WORK TO DO: In the records below, pick out all lines containing the word "noise".
* * * * * * * * *
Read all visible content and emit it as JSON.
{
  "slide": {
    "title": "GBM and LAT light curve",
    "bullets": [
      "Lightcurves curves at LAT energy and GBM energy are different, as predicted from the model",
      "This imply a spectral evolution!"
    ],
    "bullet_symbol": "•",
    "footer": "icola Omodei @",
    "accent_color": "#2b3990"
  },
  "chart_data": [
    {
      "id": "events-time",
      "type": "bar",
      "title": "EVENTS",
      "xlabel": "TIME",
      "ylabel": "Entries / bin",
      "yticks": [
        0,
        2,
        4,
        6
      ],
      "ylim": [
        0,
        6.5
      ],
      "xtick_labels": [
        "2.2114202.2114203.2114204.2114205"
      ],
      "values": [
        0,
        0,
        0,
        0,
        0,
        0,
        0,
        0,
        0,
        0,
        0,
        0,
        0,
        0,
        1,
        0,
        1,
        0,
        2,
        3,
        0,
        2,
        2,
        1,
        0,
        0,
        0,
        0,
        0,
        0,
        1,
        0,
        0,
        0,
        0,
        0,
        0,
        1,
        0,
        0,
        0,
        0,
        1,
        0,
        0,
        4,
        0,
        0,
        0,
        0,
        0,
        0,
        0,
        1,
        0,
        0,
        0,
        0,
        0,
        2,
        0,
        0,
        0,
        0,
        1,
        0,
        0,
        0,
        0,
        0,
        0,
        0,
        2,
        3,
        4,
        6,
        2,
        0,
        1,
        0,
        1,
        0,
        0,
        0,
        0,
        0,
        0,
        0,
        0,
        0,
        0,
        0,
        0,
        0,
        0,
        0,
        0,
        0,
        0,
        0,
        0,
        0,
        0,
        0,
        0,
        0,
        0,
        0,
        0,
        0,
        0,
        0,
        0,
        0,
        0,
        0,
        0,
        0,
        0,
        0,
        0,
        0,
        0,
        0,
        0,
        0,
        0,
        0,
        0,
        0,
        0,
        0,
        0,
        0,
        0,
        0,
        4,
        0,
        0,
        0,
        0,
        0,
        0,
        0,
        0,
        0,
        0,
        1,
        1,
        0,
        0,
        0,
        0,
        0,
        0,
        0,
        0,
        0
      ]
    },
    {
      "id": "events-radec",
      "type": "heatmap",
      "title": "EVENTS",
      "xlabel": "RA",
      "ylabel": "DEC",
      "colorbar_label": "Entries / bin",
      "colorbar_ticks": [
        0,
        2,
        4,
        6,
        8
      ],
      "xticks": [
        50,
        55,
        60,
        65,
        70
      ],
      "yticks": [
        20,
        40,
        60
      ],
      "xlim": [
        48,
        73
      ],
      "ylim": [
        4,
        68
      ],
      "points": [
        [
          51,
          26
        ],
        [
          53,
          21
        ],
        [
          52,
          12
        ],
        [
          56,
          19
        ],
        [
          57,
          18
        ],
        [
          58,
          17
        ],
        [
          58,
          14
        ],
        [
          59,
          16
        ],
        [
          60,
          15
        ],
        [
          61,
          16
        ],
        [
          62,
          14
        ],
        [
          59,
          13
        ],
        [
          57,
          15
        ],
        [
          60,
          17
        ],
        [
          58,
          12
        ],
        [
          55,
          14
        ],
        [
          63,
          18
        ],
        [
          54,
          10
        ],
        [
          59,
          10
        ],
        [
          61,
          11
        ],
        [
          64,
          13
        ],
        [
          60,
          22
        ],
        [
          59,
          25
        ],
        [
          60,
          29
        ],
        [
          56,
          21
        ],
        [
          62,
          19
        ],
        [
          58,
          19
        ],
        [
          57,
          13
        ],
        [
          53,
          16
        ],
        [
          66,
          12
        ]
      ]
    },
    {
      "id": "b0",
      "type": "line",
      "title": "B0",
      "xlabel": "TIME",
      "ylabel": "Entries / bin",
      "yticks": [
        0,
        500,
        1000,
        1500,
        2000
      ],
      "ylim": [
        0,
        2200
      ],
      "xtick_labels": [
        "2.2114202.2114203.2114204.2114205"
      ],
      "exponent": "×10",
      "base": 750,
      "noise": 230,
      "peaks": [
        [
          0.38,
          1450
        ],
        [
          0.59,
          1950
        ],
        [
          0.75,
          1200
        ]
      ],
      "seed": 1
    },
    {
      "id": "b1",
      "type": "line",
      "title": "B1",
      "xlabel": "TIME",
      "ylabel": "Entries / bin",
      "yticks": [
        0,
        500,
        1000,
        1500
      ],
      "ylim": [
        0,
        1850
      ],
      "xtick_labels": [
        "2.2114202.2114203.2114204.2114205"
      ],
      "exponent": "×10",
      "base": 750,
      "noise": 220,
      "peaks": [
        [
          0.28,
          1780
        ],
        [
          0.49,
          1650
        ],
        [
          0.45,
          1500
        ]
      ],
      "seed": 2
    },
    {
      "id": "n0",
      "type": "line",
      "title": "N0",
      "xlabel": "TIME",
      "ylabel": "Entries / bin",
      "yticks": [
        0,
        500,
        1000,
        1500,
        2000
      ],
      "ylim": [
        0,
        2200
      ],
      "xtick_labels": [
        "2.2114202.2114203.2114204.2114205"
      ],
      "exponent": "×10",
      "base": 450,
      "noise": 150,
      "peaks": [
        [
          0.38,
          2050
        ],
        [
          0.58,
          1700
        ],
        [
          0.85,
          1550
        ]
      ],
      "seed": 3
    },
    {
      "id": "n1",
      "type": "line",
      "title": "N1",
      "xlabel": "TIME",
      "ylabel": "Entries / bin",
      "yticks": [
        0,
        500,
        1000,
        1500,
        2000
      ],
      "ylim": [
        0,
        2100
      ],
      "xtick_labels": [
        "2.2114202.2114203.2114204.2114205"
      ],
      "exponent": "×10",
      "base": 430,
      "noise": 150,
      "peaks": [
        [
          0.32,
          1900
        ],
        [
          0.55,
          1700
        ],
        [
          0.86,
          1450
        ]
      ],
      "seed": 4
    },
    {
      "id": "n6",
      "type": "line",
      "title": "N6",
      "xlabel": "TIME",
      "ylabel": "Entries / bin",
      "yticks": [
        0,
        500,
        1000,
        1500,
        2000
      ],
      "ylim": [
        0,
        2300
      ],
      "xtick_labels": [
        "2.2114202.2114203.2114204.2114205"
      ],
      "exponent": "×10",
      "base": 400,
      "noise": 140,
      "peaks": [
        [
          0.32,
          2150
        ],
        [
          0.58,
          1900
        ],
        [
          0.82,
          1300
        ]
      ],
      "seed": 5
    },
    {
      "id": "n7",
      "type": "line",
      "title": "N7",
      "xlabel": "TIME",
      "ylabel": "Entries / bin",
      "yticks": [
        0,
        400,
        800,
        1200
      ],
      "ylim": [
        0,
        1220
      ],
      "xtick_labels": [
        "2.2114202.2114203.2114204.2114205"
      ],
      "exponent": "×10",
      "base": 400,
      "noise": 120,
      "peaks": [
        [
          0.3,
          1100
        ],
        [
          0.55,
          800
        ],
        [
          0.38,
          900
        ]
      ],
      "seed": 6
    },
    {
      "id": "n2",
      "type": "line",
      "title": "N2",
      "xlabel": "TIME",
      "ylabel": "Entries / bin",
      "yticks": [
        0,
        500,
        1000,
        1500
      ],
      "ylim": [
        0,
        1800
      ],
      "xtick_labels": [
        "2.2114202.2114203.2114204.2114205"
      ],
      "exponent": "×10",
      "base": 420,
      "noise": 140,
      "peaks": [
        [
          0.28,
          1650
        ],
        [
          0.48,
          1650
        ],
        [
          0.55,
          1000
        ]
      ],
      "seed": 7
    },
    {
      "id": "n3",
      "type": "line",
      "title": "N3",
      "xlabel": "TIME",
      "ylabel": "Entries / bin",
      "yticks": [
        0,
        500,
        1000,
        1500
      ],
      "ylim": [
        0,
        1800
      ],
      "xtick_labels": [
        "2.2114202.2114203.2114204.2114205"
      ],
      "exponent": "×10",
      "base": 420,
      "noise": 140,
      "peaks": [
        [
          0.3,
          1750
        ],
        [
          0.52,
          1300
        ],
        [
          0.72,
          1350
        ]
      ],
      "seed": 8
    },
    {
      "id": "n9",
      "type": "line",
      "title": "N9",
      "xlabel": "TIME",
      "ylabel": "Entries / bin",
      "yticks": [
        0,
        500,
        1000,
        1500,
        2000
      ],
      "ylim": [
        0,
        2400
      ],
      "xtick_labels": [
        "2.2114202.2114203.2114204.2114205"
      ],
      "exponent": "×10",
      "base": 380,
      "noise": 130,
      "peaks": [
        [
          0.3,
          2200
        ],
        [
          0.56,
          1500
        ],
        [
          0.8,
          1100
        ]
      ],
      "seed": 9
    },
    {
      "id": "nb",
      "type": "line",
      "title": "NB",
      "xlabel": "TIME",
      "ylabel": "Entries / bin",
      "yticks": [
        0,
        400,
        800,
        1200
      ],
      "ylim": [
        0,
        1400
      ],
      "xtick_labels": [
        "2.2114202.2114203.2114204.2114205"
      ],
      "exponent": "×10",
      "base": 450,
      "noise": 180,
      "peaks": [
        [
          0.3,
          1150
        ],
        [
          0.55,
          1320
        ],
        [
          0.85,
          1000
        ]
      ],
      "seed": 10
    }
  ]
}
* * * * * * * * *
ANSWER IN FULL:
      "noise": 230,
      "noise": 220,
      "noise": 150,
      "noise": 150,
      "noise": 140,
      "noise": 120,
      "noise": 140,
      "noise": 140,
      "noise": 130,
      "noise": 180,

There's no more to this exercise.